**EXERCISE DESCRIPTION**
Reproduce every entry exactly, without alteration.

**RECORDS FOR THIS EXERCISE**
***

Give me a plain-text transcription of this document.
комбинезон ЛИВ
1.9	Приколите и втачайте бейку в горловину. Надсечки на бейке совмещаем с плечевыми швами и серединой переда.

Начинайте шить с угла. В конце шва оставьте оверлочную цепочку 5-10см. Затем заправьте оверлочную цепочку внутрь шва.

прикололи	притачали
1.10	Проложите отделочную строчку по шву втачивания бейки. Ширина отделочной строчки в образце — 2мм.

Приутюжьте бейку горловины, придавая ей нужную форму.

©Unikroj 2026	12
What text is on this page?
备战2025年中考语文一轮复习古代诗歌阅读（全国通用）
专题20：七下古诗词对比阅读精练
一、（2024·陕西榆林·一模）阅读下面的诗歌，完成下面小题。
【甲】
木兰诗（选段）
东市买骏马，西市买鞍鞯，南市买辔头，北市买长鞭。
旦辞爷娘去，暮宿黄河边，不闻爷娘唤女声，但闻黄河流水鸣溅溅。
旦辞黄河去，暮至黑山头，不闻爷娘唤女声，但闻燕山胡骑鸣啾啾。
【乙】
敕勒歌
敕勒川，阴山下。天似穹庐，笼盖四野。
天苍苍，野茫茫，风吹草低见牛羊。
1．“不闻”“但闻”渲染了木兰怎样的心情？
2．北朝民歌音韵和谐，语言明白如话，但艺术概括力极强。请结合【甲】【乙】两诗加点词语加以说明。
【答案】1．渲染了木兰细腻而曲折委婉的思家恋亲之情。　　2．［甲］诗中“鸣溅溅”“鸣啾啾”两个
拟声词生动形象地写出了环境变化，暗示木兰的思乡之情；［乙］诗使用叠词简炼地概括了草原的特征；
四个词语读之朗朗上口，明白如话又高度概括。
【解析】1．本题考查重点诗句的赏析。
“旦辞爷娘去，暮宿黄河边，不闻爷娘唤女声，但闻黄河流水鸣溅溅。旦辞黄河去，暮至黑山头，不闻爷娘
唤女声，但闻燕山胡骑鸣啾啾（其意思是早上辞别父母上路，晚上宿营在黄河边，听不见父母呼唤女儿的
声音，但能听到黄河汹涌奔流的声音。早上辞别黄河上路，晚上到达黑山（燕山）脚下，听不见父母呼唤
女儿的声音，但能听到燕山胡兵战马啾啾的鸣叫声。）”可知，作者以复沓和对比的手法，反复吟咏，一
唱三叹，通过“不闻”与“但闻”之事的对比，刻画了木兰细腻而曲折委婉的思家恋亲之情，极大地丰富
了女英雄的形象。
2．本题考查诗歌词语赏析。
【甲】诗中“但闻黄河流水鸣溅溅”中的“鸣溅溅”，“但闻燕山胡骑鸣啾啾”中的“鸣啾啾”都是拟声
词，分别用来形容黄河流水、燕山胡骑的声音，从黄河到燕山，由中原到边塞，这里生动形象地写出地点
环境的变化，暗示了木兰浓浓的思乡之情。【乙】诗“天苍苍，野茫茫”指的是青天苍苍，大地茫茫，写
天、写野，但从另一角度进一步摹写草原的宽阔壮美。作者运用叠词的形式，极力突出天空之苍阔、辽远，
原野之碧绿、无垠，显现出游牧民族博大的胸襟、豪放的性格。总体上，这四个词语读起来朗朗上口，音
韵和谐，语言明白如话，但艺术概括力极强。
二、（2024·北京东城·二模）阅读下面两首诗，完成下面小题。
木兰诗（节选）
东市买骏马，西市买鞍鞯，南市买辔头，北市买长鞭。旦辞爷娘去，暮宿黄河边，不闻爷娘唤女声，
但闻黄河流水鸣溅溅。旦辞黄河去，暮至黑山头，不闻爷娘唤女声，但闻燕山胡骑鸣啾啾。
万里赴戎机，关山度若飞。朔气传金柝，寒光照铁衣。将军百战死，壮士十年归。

***

**WORKED SOLUTION**
Give me a plain-text transcription of this document.
комбинезон ЛИВ
1.9	Приколите и втачайте бейку в горловину. Надсечки на бейке совмещаем с плечевыми швами и серединой переда.

Начинайте шить с угла. В конце шва оставьте оверлочную цепочку 5-10см. Затем заправьте оверлочную цепочку внутрь шва.

прикололи	притачали
1.10	Проложите отделочную строчку по шву втачивания бейки. Ширина отделочной строчки в образце — 2мм.

Приутюжьте бейку горловины, придавая ей нужную форму.

©Unikroj 2026	12
What text is on this page?
备战2025年中考语文一轮复习古代诗歌阅读（全国通用）
专题20：七下古诗词对比阅读精练
一、（2024·陕西榆林·一模）阅读下面的诗歌，完成下面小题。
【甲】
木兰诗（选段）
东市买骏马，西市买鞍鞯，南市买辔头，北市买长鞭。
旦辞爷娘去，暮宿黄河边，不闻爷娘唤女声，但闻黄河流水鸣溅溅。
旦辞黄河去，暮至黑山头，不闻爷娘唤女声，但闻燕山胡骑鸣啾啾。
【乙】
敕勒歌
敕勒川，阴山下。天似穹庐，笼盖四野。
天苍苍，野茫茫，风吹草低见牛羊。
1．“不闻”“但闻”渲染了木兰怎样的心情？
2．北朝民歌音韵和谐，语言明白如话，但艺术概括力极强。请结合【甲】【乙】两诗加点词语加以说明。
【答案】1．渲染了木兰细腻而曲折委婉的思家恋亲之情。　　2．［甲］诗中“鸣溅溅”“鸣啾啾”两个
拟声词生动形象地写出了环境变化，暗示木兰的思乡之情；［乙］诗使用叠词简炼地概括了草原的特征；
四个词语读之朗朗上口，明白如话又高度概括。
【解析】1．本题考查重点诗句的赏析。
“旦辞爷娘去，暮宿黄河边，不闻爷娘唤女声，但闻黄河流水鸣溅溅。旦辞黄河去，暮至黑山头，不闻爷娘
唤女声，但闻燕山胡骑鸣啾啾（其意思是早上辞别父母上路，晚上宿营在黄河边，听不见父母呼唤女儿的
声音，但能听到黄河汹涌奔流的声音。早上辞别黄河上路，晚上到达黑山（燕山）脚下，听不见父母呼唤
女儿的声音，但能听到燕山胡兵战马啾啾的鸣叫声。）”可知，作者以复沓和对比的手法，反复吟咏，一
唱三叹，通过“不闻”与“但闻”之事的对比，刻画了木兰细腻而曲折委婉的思家恋亲之情，极大地丰富
了女英雄的形象。
2．本题考查诗歌词语赏析。
【甲】诗中“但闻黄河流水鸣溅溅”中的“鸣溅溅”，“但闻燕山胡骑鸣啾啾”中的“鸣啾啾”都是拟声
词，分别用来形容黄河流水、燕山胡骑的声音，从黄河到燕山，由中原到边塞，这里生动形象地写出地点
环境的变化，暗示了木兰浓浓的思乡之情。【乙】诗“天苍苍，野茫茫”指的是青天苍苍，大地茫茫，写
天、写野，但从另一角度进一步摹写草原的宽阔壮美。作者运用叠词的形式，极力突出天空之苍阔、辽远，
原野之碧绿、无垠，显现出游牧民族博大的胸襟、豪放的性格。总体上，这四个词语读起来朗朗上口，音
韵和谐，语言明白如话，但艺术概括力极强。
二、（2024·北京东城·二模）阅读下面两首诗，完成下面小题。
木兰诗（节选）
东市买骏马，西市买鞍鞯，南市买辔头，北市买长鞭。旦辞爷娘去，暮宿黄河边，不闻爷娘唤女声，
但闻黄河流水鸣溅溅。旦辞黄河去，暮至黑山头，不闻爷娘唤女声，但闻燕山胡骑鸣啾啾。
万里赴戎机，关山度若飞。朔气传金柝，寒光照铁衣。将军百战死，壮士十年归。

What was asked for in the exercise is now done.